# Task details
Quote the records in full and leave their pictures out.

# Data provided
☆ ☆ ☆ ☆
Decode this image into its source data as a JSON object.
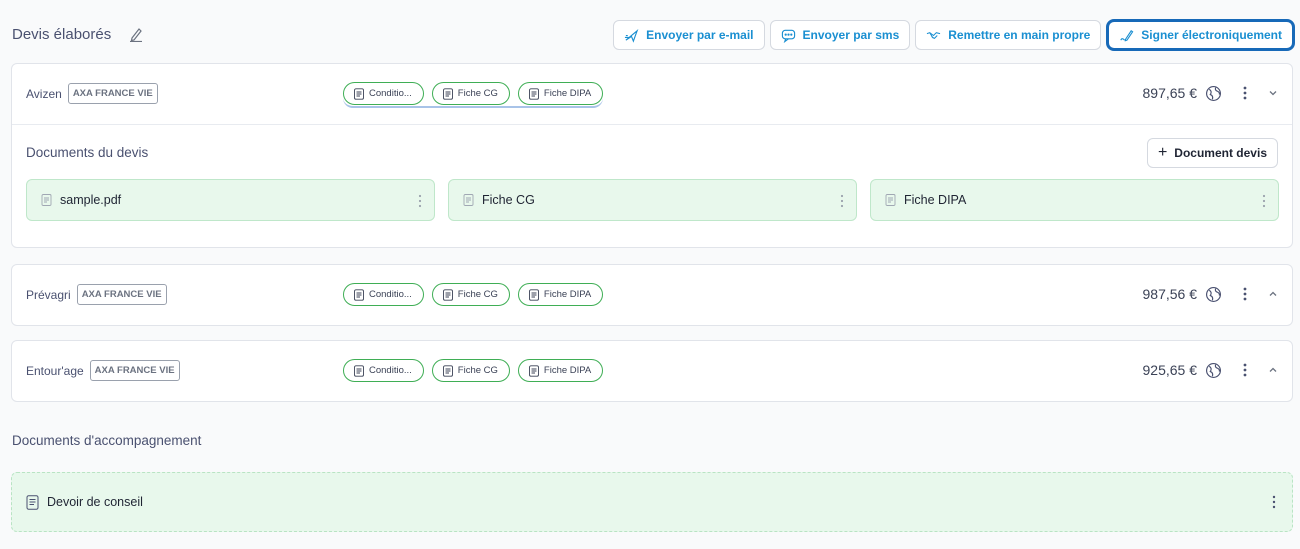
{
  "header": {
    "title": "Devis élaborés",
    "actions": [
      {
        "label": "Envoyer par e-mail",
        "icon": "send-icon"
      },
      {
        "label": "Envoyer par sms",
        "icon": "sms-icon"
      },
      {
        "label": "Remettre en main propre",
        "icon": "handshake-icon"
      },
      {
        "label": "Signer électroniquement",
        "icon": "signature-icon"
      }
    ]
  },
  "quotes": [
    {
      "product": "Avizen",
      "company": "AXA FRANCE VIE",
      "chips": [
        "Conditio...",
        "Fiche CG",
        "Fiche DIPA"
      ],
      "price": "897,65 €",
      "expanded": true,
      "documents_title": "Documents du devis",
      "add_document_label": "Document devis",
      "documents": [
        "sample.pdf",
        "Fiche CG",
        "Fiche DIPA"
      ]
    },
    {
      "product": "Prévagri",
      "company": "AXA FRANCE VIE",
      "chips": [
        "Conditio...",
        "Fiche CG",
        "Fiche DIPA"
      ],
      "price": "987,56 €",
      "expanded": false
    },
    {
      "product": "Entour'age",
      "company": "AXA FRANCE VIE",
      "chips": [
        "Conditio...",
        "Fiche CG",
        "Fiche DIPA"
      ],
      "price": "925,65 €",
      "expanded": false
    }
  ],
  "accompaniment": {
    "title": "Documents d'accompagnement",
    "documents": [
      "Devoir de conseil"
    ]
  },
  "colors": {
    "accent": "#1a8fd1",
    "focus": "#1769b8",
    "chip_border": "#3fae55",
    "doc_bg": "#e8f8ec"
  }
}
☆ ☆ ☆ ☆
# Task solution
Decode this image into its source data as a JSON object.
{
  "header": {
    "title": "Devis élaborés",
    "actions": [
      {
        "label": "Envoyer par e-mail",
        "icon": "send-icon"
      },
      {
        "label": "Envoyer par sms",
        "icon": "sms-icon"
      },
      {
        "label": "Remettre en main propre",
        "icon": "handshake-icon"
      },
      {
        "label": "Signer électroniquement",
        "icon": "signature-icon"
      }
    ]
  },
  "quotes": [
    {
      "product": "Avizen",
      "company": "AXA FRANCE VIE",
      "chips": [
        "Conditio...",
        "Fiche CG",
        "Fiche DIPA"
      ],
      "price": "897,65 €",
      "expanded": true,
      "documents_title": "Documents du devis",
      "add_document_label": "Document devis",
      "documents": [
        "sample.pdf",
        "Fiche CG",
        "Fiche DIPA"
      ]
    },
    {
      "product": "Prévagri",
      "company": "AXA FRANCE VIE",
      "chips": [
        "Conditio...",
        "Fiche CG",
        "Fiche DIPA"
      ],
      "price": "987,56 €",
      "expanded": false
    },
    {
      "product": "Entour'age",
      "company": "AXA FRANCE VIE",
      "chips": [
        "Conditio...",
        "Fiche CG",
        "Fiche DIPA"
      ],
      "price": "925,65 €",
      "expanded": false
    }
  ],
  "accompaniment": {
    "title": "Documents d'accompagnement",
    "documents": [
      "Devoir de conseil"
    ]
  },
  "colors": {
    "accent": "#1a8fd1",
    "focus": "#1769b8",
    "chip_border": "#3fae55",
    "doc_bg": "#e8f8ec"
  }
}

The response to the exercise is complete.